» **TASK INPUTS**
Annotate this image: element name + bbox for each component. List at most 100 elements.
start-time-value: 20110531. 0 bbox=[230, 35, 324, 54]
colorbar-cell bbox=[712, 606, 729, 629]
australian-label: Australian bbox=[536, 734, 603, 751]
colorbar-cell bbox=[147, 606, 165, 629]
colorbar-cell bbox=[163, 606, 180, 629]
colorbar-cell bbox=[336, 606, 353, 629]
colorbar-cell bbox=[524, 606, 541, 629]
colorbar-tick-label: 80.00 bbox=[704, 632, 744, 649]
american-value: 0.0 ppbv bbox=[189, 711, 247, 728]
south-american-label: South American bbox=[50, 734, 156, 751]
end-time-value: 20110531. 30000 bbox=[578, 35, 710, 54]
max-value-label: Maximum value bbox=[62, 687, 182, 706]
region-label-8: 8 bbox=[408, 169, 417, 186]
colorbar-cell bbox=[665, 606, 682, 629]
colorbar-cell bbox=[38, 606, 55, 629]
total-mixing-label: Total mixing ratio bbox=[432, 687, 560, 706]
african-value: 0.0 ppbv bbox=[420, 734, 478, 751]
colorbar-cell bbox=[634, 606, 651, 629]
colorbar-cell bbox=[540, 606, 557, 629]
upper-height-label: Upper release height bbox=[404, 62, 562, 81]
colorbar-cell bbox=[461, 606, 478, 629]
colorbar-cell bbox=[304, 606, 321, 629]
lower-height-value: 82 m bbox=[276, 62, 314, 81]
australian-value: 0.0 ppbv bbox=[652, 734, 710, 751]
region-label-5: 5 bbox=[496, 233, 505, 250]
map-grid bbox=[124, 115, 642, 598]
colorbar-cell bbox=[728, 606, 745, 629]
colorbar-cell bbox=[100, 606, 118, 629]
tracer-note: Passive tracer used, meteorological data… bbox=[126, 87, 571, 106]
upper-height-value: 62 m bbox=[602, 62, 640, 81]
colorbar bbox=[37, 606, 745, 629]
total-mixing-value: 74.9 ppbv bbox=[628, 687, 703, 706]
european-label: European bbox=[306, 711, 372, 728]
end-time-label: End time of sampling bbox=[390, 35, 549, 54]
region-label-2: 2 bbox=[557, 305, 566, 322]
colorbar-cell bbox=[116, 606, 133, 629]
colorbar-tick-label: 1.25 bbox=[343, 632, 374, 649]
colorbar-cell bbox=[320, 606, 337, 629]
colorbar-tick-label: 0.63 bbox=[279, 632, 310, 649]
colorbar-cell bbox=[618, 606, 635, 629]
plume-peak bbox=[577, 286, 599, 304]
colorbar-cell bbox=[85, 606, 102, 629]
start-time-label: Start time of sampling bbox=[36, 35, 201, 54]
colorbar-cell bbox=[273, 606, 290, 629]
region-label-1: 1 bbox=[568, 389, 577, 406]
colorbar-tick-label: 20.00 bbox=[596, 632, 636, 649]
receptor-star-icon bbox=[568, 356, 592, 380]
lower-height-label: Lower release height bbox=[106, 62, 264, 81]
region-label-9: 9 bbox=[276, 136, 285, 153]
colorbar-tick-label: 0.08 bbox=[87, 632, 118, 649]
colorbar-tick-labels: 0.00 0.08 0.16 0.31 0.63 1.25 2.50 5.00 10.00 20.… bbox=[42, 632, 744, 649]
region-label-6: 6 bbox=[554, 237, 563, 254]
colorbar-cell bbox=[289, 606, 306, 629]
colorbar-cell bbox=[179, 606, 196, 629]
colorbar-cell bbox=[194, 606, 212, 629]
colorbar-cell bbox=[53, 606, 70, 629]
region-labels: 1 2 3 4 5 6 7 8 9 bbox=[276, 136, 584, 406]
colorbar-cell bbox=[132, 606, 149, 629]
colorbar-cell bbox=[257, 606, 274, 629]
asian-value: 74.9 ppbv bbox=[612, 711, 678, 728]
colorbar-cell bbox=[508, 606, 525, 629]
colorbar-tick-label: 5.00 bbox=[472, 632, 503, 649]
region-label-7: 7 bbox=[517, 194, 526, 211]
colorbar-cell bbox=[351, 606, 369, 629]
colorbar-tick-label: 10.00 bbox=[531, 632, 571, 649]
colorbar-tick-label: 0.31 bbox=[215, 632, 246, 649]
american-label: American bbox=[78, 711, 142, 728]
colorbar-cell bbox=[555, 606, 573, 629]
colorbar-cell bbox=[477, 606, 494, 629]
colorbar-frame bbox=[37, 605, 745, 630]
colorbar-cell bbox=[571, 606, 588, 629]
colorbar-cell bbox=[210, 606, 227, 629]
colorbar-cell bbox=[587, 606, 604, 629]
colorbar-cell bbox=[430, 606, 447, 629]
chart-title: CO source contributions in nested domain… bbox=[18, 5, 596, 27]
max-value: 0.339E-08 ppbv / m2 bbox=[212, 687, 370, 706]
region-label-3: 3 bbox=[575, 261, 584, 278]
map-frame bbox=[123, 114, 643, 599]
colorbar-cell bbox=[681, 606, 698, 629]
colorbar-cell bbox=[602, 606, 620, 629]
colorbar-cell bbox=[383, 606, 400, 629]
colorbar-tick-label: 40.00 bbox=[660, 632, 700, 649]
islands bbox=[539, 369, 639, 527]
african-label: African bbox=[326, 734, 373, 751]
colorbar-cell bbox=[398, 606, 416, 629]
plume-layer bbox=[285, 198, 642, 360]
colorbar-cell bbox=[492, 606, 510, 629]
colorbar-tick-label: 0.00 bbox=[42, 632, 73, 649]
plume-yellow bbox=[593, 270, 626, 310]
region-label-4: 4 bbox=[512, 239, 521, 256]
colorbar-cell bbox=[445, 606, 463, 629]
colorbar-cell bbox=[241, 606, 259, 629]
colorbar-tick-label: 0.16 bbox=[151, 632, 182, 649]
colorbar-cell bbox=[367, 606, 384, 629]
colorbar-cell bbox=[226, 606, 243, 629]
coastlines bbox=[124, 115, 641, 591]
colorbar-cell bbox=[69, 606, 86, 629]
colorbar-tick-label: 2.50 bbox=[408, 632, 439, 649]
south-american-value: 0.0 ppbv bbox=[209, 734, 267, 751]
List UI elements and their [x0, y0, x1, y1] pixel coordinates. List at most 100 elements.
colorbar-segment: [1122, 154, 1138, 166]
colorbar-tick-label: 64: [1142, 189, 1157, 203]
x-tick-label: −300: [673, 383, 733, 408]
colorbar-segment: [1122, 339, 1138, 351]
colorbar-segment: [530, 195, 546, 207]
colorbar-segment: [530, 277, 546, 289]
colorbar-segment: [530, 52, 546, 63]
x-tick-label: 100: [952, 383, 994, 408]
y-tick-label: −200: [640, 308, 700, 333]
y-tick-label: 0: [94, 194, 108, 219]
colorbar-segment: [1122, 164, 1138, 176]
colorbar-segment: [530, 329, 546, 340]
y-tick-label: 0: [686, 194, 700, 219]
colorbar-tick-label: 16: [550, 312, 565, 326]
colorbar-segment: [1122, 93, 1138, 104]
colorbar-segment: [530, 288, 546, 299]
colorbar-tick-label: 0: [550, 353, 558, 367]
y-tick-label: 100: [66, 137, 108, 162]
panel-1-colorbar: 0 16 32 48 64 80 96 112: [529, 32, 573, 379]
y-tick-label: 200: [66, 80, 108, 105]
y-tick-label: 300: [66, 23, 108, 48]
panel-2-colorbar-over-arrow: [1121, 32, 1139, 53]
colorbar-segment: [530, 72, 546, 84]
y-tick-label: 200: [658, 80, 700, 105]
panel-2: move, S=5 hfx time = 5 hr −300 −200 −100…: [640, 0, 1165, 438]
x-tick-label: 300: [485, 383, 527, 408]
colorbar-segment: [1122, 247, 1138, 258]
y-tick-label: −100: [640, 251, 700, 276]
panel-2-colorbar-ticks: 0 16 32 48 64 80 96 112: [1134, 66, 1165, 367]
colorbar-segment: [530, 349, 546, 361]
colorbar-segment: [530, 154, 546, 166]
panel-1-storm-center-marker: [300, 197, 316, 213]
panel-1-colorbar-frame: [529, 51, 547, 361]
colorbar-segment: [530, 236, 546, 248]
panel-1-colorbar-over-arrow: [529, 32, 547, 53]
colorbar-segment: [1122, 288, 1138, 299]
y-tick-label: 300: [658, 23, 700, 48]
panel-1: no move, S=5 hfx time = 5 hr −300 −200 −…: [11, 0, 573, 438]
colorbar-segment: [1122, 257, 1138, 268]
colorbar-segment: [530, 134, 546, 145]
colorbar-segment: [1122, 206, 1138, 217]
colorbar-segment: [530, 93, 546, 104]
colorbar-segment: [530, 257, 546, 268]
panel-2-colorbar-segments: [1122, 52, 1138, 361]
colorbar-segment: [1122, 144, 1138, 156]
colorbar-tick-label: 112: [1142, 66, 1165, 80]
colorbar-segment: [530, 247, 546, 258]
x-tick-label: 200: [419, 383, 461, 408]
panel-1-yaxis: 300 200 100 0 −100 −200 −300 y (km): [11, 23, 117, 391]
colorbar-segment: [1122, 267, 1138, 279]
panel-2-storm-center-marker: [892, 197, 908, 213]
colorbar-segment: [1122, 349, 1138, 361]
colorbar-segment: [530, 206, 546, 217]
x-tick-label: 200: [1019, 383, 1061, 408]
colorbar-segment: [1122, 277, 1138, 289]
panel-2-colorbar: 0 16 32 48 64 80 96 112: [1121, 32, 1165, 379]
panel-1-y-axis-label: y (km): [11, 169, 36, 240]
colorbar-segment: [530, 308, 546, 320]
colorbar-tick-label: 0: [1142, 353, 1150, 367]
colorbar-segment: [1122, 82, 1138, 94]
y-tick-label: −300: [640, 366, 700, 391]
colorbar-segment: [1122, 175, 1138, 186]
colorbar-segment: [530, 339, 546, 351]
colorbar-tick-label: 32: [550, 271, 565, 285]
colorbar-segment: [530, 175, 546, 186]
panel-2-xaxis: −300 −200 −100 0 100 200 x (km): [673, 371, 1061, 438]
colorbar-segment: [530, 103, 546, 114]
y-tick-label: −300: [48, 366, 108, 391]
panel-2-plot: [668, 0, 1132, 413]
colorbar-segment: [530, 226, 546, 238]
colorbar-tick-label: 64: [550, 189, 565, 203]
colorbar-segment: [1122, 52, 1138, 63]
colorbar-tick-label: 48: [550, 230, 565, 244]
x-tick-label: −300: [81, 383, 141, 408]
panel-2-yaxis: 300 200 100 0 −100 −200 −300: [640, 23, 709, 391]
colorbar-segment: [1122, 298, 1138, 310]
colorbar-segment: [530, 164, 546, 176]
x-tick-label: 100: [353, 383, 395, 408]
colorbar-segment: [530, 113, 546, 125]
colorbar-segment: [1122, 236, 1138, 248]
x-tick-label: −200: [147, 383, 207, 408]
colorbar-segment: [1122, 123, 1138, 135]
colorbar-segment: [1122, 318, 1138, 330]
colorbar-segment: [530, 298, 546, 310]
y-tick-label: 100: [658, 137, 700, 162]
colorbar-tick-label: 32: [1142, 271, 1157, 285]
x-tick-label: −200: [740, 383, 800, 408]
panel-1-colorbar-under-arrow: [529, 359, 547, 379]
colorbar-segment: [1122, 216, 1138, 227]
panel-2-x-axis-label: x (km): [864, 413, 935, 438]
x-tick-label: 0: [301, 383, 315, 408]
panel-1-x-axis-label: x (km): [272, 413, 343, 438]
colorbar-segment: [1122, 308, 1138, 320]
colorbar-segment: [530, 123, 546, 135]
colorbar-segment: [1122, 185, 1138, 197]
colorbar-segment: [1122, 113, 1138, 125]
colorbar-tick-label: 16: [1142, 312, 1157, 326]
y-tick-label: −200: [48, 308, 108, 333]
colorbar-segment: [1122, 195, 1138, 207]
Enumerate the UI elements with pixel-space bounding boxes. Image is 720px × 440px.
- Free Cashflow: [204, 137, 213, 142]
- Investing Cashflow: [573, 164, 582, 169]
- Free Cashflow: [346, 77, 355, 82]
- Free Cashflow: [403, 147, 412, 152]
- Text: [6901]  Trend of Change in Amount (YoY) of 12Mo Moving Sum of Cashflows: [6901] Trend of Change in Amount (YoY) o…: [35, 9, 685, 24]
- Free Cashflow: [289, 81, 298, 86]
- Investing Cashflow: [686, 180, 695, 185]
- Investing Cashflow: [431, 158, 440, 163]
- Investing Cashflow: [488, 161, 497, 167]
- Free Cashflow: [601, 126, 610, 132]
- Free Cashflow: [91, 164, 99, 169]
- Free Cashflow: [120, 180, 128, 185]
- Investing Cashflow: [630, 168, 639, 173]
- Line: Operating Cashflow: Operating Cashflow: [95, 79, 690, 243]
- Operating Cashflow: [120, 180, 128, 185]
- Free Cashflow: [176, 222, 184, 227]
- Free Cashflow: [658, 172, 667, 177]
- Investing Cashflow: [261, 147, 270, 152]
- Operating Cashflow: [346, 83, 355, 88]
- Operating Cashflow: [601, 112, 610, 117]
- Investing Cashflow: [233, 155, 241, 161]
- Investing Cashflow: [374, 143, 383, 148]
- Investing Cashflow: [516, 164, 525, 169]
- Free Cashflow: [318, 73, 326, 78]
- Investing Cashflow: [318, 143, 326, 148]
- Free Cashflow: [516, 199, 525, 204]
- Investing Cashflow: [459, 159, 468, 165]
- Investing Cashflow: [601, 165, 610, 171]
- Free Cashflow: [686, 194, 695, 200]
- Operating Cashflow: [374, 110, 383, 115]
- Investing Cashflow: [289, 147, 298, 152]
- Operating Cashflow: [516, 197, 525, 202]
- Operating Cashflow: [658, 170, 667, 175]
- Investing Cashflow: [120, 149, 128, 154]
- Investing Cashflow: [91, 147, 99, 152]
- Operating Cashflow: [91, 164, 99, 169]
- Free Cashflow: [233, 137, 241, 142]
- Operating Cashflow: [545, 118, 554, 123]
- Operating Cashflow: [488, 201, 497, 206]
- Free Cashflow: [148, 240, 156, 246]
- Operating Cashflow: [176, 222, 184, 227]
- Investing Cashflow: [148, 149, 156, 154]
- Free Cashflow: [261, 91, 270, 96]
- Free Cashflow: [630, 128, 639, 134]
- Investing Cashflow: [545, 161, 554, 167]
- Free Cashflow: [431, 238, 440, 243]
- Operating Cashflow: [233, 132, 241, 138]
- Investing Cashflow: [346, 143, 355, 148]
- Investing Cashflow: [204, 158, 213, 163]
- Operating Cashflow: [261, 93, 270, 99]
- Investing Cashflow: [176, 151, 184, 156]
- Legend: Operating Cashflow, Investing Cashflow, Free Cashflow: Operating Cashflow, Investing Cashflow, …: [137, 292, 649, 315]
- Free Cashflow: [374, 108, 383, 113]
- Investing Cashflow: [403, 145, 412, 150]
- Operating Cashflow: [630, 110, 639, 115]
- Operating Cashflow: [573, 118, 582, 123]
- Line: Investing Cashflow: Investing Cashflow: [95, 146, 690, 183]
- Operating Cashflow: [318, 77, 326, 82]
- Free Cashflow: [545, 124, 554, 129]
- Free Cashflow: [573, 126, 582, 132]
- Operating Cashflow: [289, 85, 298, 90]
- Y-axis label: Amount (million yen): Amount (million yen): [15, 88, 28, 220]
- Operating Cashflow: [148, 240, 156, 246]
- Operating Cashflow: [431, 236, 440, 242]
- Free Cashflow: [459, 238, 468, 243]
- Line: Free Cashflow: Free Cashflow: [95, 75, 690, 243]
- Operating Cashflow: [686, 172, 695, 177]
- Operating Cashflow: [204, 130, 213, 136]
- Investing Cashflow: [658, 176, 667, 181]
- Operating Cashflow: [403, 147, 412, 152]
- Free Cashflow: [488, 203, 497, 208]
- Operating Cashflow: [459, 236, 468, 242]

» **TO BE DONE**
Please quote the part of the material above that opens with its first line and closes with the line containing "australian-label: Australian bbox=[536, 734, 603, 751]", including both of those lines, and reproduce it word for word.

» **THE RESPONSE**
Annotate this image: element name + bbox for each component. List at most 100 elements.
start-time-value: 20110531. 0 bbox=[230, 35, 324, 54]
colorbar-cell bbox=[712, 606, 729, 629]
australian-label: Australian bbox=[536, 734, 603, 751]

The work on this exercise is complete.